Without including any pictures, write out the listing below exactly.

# # # # #

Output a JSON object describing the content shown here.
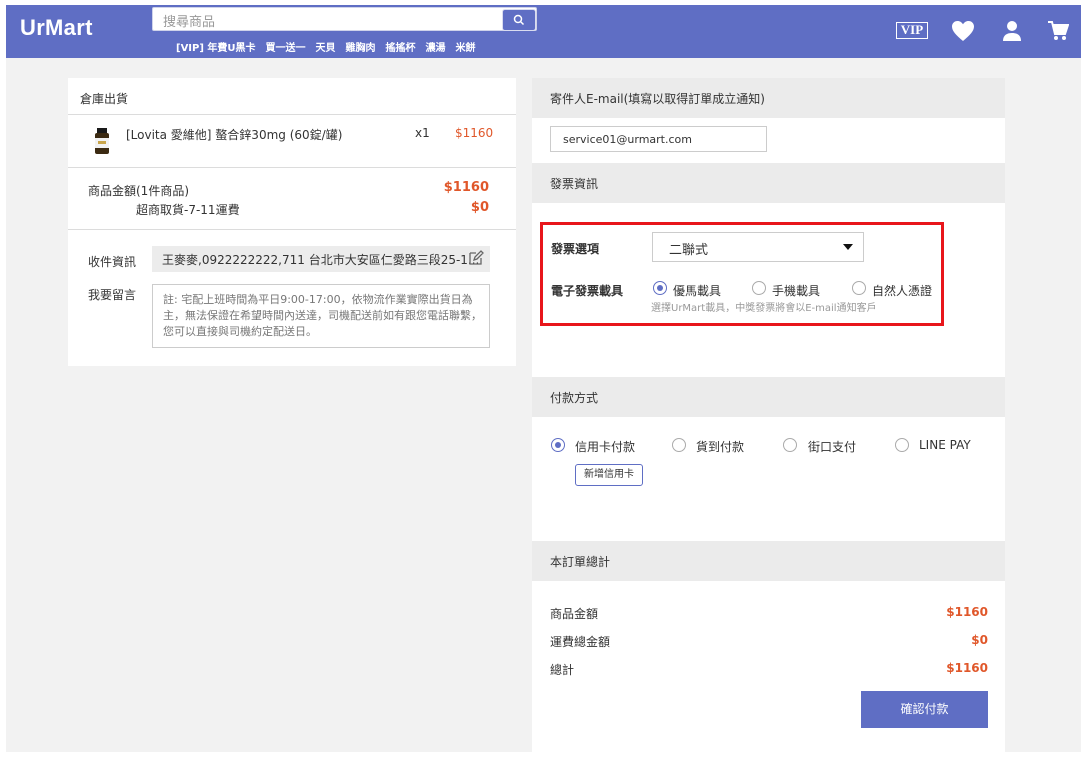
{
  "header": {
    "logo": "UrMart",
    "search_placeholder": "搜尋商品",
    "hot_keywords": [
      "[VIP] 年費U黑卡",
      "買一送一",
      "天貝",
      "雞胸肉",
      "搖搖杯",
      "濃湯",
      "米餅"
    ],
    "vip_label": "VIP",
    "icons": [
      "search-icon",
      "heart-icon",
      "user-icon",
      "cart-icon"
    ]
  },
  "order": {
    "warehouse_title": "倉庫出貨",
    "product": {
      "name": "[Lovita 愛維他] 螯合鋅30mg (60錠/罐)",
      "qty": "x1",
      "price": "$1160"
    },
    "subtotal_label": "商品金額(1件商品)",
    "subtotal_value": "$1160",
    "shipping_label": "超商取貨-7-11運費",
    "shipping_value": "$0",
    "recipient_label": "收件資訊",
    "recipient_value": "王麥麥,0922222222,711 台北市大安區仁愛路三段25-1...",
    "message_label": "我要留言",
    "message_text": "註: 宅配上班時間為平日9:00-17:00，依物流作業實際出貨日為主，無法保證在希望時間內送達，司機配送前如有跟您電話聯繫，您可以直接與司機約定配送日。"
  },
  "sender": {
    "title": "寄件人E-mail(填寫以取得訂單成立通知)",
    "email": "service01@urmart.com"
  },
  "invoice": {
    "title": "發票資訊",
    "option_label": "發票選項",
    "option_selected": "二聯式",
    "carrier_label": "電子發票載具",
    "carriers": [
      {
        "label": "優馬載具",
        "checked": true
      },
      {
        "label": "手機載具",
        "checked": false
      },
      {
        "label": "自然人憑證",
        "checked": false
      }
    ],
    "hint": "選擇UrMart載具，中獎發票將會以E-mail通知客戶"
  },
  "payment": {
    "title": "付款方式",
    "methods": [
      {
        "label": "信用卡付款",
        "checked": true
      },
      {
        "label": "貨到付款",
        "checked": false
      },
      {
        "label": "街口支付",
        "checked": false
      },
      {
        "label": "LINE PAY",
        "checked": false
      }
    ],
    "add_card_label": "新增信用卡"
  },
  "totals": {
    "title": "本訂單總計",
    "rows": [
      {
        "label": "商品金額",
        "value": "$1160"
      },
      {
        "label": "運費總金額",
        "value": "$0"
      },
      {
        "label": "總計",
        "value": "$1160"
      }
    ],
    "confirm_label": "確認付款"
  },
  "colors": {
    "brand": "#5f6ec4",
    "price": "#e0572a",
    "highlight": "#e8161b"
  }
}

# # # # #

> _Answer to this exercise_
Output a JSON object describing the content shown here.
{
  "header": {
    "logo": "UrMart",
    "search_placeholder": "搜尋商品",
    "hot_keywords": [
      "[VIP] 年費U黑卡",
      "買一送一",
      "天貝",
      "雞胸肉",
      "搖搖杯",
      "濃湯",
      "米餅"
    ],
    "vip_label": "VIP",
    "icons": [
      "search-icon",
      "heart-icon",
      "user-icon",
      "cart-icon"
    ]
  },
  "order": {
    "warehouse_title": "倉庫出貨",
    "product": {
      "name": "[Lovita 愛維他] 螯合鋅30mg (60錠/罐)",
      "qty": "x1",
      "price": "$1160"
    },
    "subtotal_label": "商品金額(1件商品)",
    "subtotal_value": "$1160",
    "shipping_label": "超商取貨-7-11運費",
    "shipping_value": "$0",
    "recipient_label": "收件資訊",
    "recipient_value": "王麥麥,0922222222,711 台北市大安區仁愛路三段25-1...",
    "message_label": "我要留言",
    "message_text": "註: 宅配上班時間為平日9:00-17:00，依物流作業實際出貨日為主，無法保證在希望時間內送達，司機配送前如有跟您電話聯繫，您可以直接與司機約定配送日。"
  },
  "sender": {
    "title": "寄件人E-mail(填寫以取得訂單成立通知)",
    "email": "service01@urmart.com"
  },
  "invoice": {
    "title": "發票資訊",
    "option_label": "發票選項",
    "option_selected": "二聯式",
    "carrier_label": "電子發票載具",
    "carriers": [
      {
        "label": "優馬載具",
        "checked": true
      },
      {
        "label": "手機載具",
        "checked": false
      },
      {
        "label": "自然人憑證",
        "checked": false
      }
    ],
    "hint": "選擇UrMart載具，中獎發票將會以E-mail通知客戶"
  },
  "payment": {
    "title": "付款方式",
    "methods": [
      {
        "label": "信用卡付款",
        "checked": true
      },
      {
        "label": "貨到付款",
        "checked": false
      },
      {
        "label": "街口支付",
        "checked": false
      },
      {
        "label": "LINE PAY",
        "checked": false
      }
    ],
    "add_card_label": "新增信用卡"
  },
  "totals": {
    "title": "本訂單總計",
    "rows": [
      {
        "label": "商品金額",
        "value": "$1160"
      },
      {
        "label": "運費總金額",
        "value": "$0"
      },
      {
        "label": "總計",
        "value": "$1160"
      }
    ],
    "confirm_label": "確認付款"
  },
  "colors": {
    "brand": "#5f6ec4",
    "price": "#e0572a",
    "highlight": "#e8161b"
  }
}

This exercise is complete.